| WHAT IS EXPECTED |
Would you set down every entry shown below, precisely as written?
= = = = = = =
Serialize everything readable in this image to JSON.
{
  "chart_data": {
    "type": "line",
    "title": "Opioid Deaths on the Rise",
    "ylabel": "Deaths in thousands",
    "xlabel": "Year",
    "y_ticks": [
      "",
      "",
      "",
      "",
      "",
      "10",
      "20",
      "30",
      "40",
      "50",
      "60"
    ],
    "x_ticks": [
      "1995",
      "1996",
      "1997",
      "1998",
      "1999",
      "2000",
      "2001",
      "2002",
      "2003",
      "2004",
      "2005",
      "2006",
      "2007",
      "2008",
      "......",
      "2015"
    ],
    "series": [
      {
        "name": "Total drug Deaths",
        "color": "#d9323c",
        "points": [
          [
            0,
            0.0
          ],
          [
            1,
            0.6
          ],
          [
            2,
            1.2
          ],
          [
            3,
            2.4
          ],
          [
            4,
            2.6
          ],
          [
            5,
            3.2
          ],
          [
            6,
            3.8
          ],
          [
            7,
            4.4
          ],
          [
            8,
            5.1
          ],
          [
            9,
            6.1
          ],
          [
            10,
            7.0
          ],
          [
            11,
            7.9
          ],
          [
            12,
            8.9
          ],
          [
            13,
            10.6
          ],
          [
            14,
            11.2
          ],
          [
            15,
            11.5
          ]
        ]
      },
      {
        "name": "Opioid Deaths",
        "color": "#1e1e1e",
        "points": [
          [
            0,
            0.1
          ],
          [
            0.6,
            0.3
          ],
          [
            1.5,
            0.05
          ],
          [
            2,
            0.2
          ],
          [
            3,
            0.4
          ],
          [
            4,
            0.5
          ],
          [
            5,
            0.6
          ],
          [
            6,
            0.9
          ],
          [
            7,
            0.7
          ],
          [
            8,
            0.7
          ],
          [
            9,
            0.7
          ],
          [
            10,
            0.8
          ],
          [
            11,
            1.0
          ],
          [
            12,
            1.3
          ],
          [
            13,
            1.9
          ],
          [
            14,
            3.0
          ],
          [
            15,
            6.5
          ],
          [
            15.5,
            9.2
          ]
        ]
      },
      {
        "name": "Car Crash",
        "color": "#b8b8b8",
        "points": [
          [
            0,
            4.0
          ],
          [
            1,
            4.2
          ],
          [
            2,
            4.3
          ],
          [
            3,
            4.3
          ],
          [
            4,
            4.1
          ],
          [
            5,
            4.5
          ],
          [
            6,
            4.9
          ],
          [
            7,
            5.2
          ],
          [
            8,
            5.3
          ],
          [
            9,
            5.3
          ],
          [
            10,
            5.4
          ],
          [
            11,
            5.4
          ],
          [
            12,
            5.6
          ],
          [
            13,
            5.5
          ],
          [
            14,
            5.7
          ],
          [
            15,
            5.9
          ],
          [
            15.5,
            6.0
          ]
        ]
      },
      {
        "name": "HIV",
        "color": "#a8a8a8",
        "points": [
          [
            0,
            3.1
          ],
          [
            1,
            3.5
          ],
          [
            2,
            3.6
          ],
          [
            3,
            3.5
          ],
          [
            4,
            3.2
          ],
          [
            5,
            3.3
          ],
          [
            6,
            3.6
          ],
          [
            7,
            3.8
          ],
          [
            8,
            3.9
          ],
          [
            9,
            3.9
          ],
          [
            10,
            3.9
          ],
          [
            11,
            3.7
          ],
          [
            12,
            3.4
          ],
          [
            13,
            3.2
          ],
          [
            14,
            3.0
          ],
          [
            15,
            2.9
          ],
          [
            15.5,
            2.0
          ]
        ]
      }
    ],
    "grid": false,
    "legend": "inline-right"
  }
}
= = = = = = =
| FULL RESPONSE |
Serialize everything readable in this image to JSON.
{
  "chart_data": {
    "type": "line",
    "title": "Opioid Deaths on the Rise",
    "ylabel": "Deaths in thousands",
    "xlabel": "Year",
    "y_ticks": [
      "",
      "",
      "",
      "",
      "",
      "10",
      "20",
      "30",
      "40",
      "50",
      "60"
    ],
    "x_ticks": [
      "1995",
      "1996",
      "1997",
      "1998",
      "1999",
      "2000",
      "2001",
      "2002",
      "2003",
      "2004",
      "2005",
      "2006",
      "2007",
      "2008",
      "......",
      "2015"
    ],
    "series": [
      {
        "name": "Total drug Deaths",
        "color": "#d9323c",
        "points": [
          [
            0,
            0.0
          ],
          [
            1,
            0.6
          ],
          [
            2,
            1.2
          ],
          [
            3,
            2.4
          ],
          [
            4,
            2.6
          ],
          [
            5,
            3.2
          ],
          [
            6,
            3.8
          ],
          [
            7,
            4.4
          ],
          [
            8,
            5.1
          ],
          [
            9,
            6.1
          ],
          [
            10,
            7.0
          ],
          [
            11,
            7.9
          ],
          [
            12,
            8.9
          ],
          [
            13,
            10.6
          ],
          [
            14,
            11.2
          ],
          [
            15,
            11.5
          ]
        ]
      },
      {
        "name": "Opioid Deaths",
        "color": "#1e1e1e",
        "points": [
          [
            0,
            0.1
          ],
          [
            0.6,
            0.3
          ],
          [
            1.5,
            0.05
          ],
          [
            2,
            0.2
          ],
          [
            3,
            0.4
          ],
          [
            4,
            0.5
          ],
          [
            5,
            0.6
          ],
          [
            6,
            0.9
          ],
          [
            7,
            0.7
          ],
          [
            8,
            0.7
          ],
          [
            9,
            0.7
          ],
          [
            10,
            0.8
          ],
          [
            11,
            1.0
          ],
          [
            12,
            1.3
          ],
          [
            13,
            1.9
          ],
          [
            14,
            3.0
          ],
          [
            15,
            6.5
          ],
          [
            15.5,
            9.2
          ]
        ]
      },
      {
        "name": "Car Crash",
        "color": "#b8b8b8",
        "points": [
          [
            0,
            4.0
          ],
          [
            1,
            4.2
          ],
          [
            2,
            4.3
          ],
          [
            3,
            4.3
          ],
          [
            4,
            4.1
          ],
          [
            5,
            4.5
          ],
          [
            6,
            4.9
          ],
          [
            7,
            5.2
          ],
          [
            8,
            5.3
          ],
          [
            9,
            5.3
          ],
          [
            10,
            5.4
          ],
          [
            11,
            5.4
          ],
          [
            12,
            5.6
          ],
          [
            13,
            5.5
          ],
          [
            14,
            5.7
          ],
          [
            15,
            5.9
          ],
          [
            15.5,
            6.0
          ]
        ]
      },
      {
        "name": "HIV",
        "color": "#a8a8a8",
        "points": [
          [
            0,
            3.1
          ],
          [
            1,
            3.5
          ],
          [
            2,
            3.6
          ],
          [
            3,
            3.5
          ],
          [
            4,
            3.2
          ],
          [
            5,
            3.3
          ],
          [
            6,
            3.6
          ],
          [
            7,
            3.8
          ],
          [
            8,
            3.9
          ],
          [
            9,
            3.9
          ],
          [
            10,
            3.9
          ],
          [
            11,
            3.7
          ],
          [
            12,
            3.4
          ],
          [
            13,
            3.2
          ],
          [
            14,
            3.0
          ],
          [
            15,
            2.9
          ],
          [
            15.5,
            2.0
          ]
        ]
      }
    ],
    "grid": false,
    "legend": "inline-right"
  }
}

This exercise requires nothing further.